* [Exercise requirements]:
Retype the data below without altering anything.

* [Given data]:
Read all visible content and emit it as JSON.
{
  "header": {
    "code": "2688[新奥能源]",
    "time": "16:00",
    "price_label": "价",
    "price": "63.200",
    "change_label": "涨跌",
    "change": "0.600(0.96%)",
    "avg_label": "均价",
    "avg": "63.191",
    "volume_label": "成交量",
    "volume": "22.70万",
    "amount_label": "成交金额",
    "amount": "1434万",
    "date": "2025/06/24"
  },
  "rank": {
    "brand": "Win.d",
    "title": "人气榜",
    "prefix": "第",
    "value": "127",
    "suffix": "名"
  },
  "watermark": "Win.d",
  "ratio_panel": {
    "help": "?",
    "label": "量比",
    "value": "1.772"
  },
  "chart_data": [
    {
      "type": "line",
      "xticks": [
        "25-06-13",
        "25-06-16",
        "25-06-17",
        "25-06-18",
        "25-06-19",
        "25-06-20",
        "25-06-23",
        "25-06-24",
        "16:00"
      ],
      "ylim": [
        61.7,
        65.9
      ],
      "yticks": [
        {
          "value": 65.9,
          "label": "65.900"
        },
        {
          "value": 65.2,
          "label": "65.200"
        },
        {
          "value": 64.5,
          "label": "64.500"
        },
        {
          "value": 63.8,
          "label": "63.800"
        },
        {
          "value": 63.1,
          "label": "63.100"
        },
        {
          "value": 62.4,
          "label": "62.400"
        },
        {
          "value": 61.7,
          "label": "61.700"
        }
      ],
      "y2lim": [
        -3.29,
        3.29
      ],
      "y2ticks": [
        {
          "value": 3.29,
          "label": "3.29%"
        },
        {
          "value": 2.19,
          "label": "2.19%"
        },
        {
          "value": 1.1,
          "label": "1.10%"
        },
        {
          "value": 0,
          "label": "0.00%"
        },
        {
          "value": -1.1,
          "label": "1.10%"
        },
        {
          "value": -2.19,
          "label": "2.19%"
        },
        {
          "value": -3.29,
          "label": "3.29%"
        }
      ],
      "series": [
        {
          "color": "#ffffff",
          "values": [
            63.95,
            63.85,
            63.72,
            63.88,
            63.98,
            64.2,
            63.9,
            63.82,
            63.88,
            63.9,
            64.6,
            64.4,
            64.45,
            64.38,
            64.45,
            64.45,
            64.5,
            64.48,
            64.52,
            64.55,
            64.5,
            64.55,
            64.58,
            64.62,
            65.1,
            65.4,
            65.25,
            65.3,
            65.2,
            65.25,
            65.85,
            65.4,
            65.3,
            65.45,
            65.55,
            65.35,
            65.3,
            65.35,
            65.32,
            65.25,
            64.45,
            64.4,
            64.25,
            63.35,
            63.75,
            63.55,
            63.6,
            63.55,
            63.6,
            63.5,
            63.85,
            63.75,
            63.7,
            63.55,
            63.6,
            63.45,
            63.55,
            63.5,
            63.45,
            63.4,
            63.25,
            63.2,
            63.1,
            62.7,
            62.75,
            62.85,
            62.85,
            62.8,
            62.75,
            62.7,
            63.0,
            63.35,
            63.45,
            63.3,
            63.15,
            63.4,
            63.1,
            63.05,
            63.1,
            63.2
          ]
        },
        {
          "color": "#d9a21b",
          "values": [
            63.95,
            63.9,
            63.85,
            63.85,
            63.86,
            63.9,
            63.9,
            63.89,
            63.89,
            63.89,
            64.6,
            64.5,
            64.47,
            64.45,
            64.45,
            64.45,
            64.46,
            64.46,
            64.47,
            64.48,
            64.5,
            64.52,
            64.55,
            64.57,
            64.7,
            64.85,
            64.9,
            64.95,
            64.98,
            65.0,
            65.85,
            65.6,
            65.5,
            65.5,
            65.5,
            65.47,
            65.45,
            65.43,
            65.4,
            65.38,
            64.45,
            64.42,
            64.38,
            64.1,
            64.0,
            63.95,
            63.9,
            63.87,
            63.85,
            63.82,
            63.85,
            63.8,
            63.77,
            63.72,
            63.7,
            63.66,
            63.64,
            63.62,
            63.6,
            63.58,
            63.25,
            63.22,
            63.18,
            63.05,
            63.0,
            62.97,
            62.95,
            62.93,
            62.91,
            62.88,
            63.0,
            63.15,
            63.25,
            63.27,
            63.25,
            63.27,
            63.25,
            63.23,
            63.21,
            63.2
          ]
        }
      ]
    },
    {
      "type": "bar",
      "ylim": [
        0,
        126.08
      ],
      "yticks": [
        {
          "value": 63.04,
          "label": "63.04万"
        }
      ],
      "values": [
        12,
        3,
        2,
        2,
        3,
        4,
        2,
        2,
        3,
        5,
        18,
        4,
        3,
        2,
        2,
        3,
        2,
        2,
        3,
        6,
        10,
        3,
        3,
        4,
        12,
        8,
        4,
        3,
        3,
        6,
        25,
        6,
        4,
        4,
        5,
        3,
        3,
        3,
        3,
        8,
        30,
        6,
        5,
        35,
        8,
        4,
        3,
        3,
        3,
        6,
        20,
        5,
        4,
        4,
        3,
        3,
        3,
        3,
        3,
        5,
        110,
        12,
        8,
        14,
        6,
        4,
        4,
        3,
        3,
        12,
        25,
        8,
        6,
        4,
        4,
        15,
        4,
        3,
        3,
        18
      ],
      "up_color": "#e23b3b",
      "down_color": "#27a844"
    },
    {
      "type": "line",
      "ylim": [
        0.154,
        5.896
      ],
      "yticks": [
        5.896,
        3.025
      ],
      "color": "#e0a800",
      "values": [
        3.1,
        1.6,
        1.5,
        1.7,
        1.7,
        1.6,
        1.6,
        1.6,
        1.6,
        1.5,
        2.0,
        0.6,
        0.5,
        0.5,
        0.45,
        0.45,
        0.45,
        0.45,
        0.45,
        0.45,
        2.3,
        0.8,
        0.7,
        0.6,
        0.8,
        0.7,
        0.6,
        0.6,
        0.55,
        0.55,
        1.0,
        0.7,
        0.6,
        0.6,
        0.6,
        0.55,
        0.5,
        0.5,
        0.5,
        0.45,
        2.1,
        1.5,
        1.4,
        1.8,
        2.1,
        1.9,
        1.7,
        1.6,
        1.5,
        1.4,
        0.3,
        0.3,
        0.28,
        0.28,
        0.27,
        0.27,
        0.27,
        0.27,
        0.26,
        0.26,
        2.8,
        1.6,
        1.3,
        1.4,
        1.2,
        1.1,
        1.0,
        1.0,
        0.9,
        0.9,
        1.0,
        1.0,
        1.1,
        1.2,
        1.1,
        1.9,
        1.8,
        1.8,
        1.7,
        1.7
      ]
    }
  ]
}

* [Exercise answer]:
Read all visible content and emit it as JSON.
{
  "header": {
    "code": "2688[新奥能源]",
    "time": "16:00",
    "price_label": "价",
    "price": "63.200",
    "change_label": "涨跌",
    "change": "0.600(0.96%)",
    "avg_label": "均价",
    "avg": "63.191",
    "volume_label": "成交量",
    "volume": "22.70万",
    "amount_label": "成交金额",
    "amount": "1434万",
    "date": "2025/06/24"
  },
  "rank": {
    "brand": "Win.d",
    "title": "人气榜",
    "prefix": "第",
    "value": "127",
    "suffix": "名"
  },
  "watermark": "Win.d",
  "ratio_panel": {
    "help": "?",
    "label": "量比",
    "value": "1.772"
  },
  "chart_data": [
    {
      "type": "line",
      "xticks": [
        "25-06-13",
        "25-06-16",
        "25-06-17",
        "25-06-18",
        "25-06-19",
        "25-06-20",
        "25-06-23",
        "25-06-24",
        "16:00"
      ],
      "ylim": [
        61.7,
        65.9
      ],
      "yticks": [
        {
          "value": 65.9,
          "label": "65.900"
        },
        {
          "value": 65.2,
          "label": "65.200"
        },
        {
          "value": 64.5,
          "label": "64.500"
        },
        {
          "value": 63.8,
          "label": "63.800"
        },
        {
          "value": 63.1,
          "label": "63.100"
        },
        {
          "value": 62.4,
          "label": "62.400"
        },
        {
          "value": 61.7,
          "label": "61.700"
        }
      ],
      "y2lim": [
        -3.29,
        3.29
      ],
      "y2ticks": [
        {
          "value": 3.29,
          "label": "3.29%"
        },
        {
          "value": 2.19,
          "label": "2.19%"
        },
        {
          "value": 1.1,
          "label": "1.10%"
        },
        {
          "value": 0,
          "label": "0.00%"
        },
        {
          "value": -1.1,
          "label": "1.10%"
        },
        {
          "value": -2.19,
          "label": "2.19%"
        },
        {
          "value": -3.29,
          "label": "3.29%"
        }
      ],
      "series": [
        {
          "color": "#ffffff",
          "values": [
            63.95,
            63.85,
            63.72,
            63.88,
            63.98,
            64.2,
            63.9,
            63.82,
            63.88,
            63.9,
            64.6,
            64.4,
            64.45,
            64.38,
            64.45,
            64.45,
            64.5,
            64.48,
            64.52,
            64.55,
            64.5,
            64.55,
            64.58,
            64.62,
            65.1,
            65.4,
            65.25,
            65.3,
            65.2,
            65.25,
            65.85,
            65.4,
            65.3,
            65.45,
            65.55,
            65.35,
            65.3,
            65.35,
            65.32,
            65.25,
            64.45,
            64.4,
            64.25,
            63.35,
            63.75,
            63.55,
            63.6,
            63.55,
            63.6,
            63.5,
            63.85,
            63.75,
            63.7,
            63.55,
            63.6,
            63.45,
            63.55,
            63.5,
            63.45,
            63.4,
            63.25,
            63.2,
            63.1,
            62.7,
            62.75,
            62.85,
            62.85,
            62.8,
            62.75,
            62.7,
            63.0,
            63.35,
            63.45,
            63.3,
            63.15,
            63.4,
            63.1,
            63.05,
            63.1,
            63.2
          ]
        },
        {
          "color": "#d9a21b",
          "values": [
            63.95,
            63.9,
            63.85,
            63.85,
            63.86,
            63.9,
            63.9,
            63.89,
            63.89,
            63.89,
            64.6,
            64.5,
            64.47,
            64.45,
            64.45,
            64.45,
            64.46,
            64.46,
            64.47,
            64.48,
            64.5,
            64.52,
            64.55,
            64.57,
            64.7,
            64.85,
            64.9,
            64.95,
            64.98,
            65.0,
            65.85,
            65.6,
            65.5,
            65.5,
            65.5,
            65.47,
            65.45,
            65.43,
            65.4,
            65.38,
            64.45,
            64.42,
            64.38,
            64.1,
            64.0,
            63.95,
            63.9,
            63.87,
            63.85,
            63.82,
            63.85,
            63.8,
            63.77,
            63.72,
            63.7,
            63.66,
            63.64,
            63.62,
            63.6,
            63.58,
            63.25,
            63.22,
            63.18,
            63.05,
            63.0,
            62.97,
            62.95,
            62.93,
            62.91,
            62.88,
            63.0,
            63.15,
            63.25,
            63.27,
            63.25,
            63.27,
            63.25,
            63.23,
            63.21,
            63.2
          ]
        }
      ]
    },
    {
      "type": "bar",
      "ylim": [
        0,
        126.08
      ],
      "yticks": [
        {
          "value": 63.04,
          "label": "63.04万"
        }
      ],
      "values": [
        12,
        3,
        2,
        2,
        3,
        4,
        2,
        2,
        3,
        5,
        18,
        4,
        3,
        2,
        2,
        3,
        2,
        2,
        3,
        6,
        10,
        3,
        3,
        4,
        12,
        8,
        4,
        3,
        3,
        6,
        25,
        6,
        4,
        4,
        5,
        3,
        3,
        3,
        3,
        8,
        30,
        6,
        5,
        35,
        8,
        4,
        3,
        3,
        3,
        6,
        20,
        5,
        4,
        4,
        3,
        3,
        3,
        3,
        3,
        5,
        110,
        12,
        8,
        14,
        6,
        4,
        4,
        3,
        3,
        12,
        25,
        8,
        6,
        4,
        4,
        15,
        4,
        3,
        3,
        18
      ],
      "up_color": "#e23b3b",
      "down_color": "#27a844"
    },
    {
      "type": "line",
      "ylim": [
        0.154,
        5.896
      ],
      "yticks": [
        5.896,
        3.025
      ],
      "color": "#e0a800",
      "values": [
        3.1,
        1.6,
        1.5,
        1.7,
        1.7,
        1.6,
        1.6,
        1.6,
        1.6,
        1.5,
        2.0,
        0.6,
        0.5,
        0.5,
        0.45,
        0.45,
        0.45,
        0.45,
        0.45,
        0.45,
        2.3,
        0.8,
        0.7,
        0.6,
        0.8,
        0.7,
        0.6,
        0.6,
        0.55,
        0.55,
        1.0,
        0.7,
        0.6,
        0.6,
        0.6,
        0.55,
        0.5,
        0.5,
        0.5,
        0.45,
        2.1,
        1.5,
        1.4,
        1.8,
        2.1,
        1.9,
        1.7,
        1.6,
        1.5,
        1.4,
        0.3,
        0.3,
        0.28,
        0.28,
        0.27,
        0.27,
        0.27,
        0.27,
        0.26,
        0.26,
        2.8,
        1.6,
        1.3,
        1.4,
        1.2,
        1.1,
        1.0,
        1.0,
        0.9,
        0.9,
        1.0,
        1.0,
        1.1,
        1.2,
        1.1,
        1.9,
        1.8,
        1.8,
        1.7,
        1.7
      ]
    }
  ]
}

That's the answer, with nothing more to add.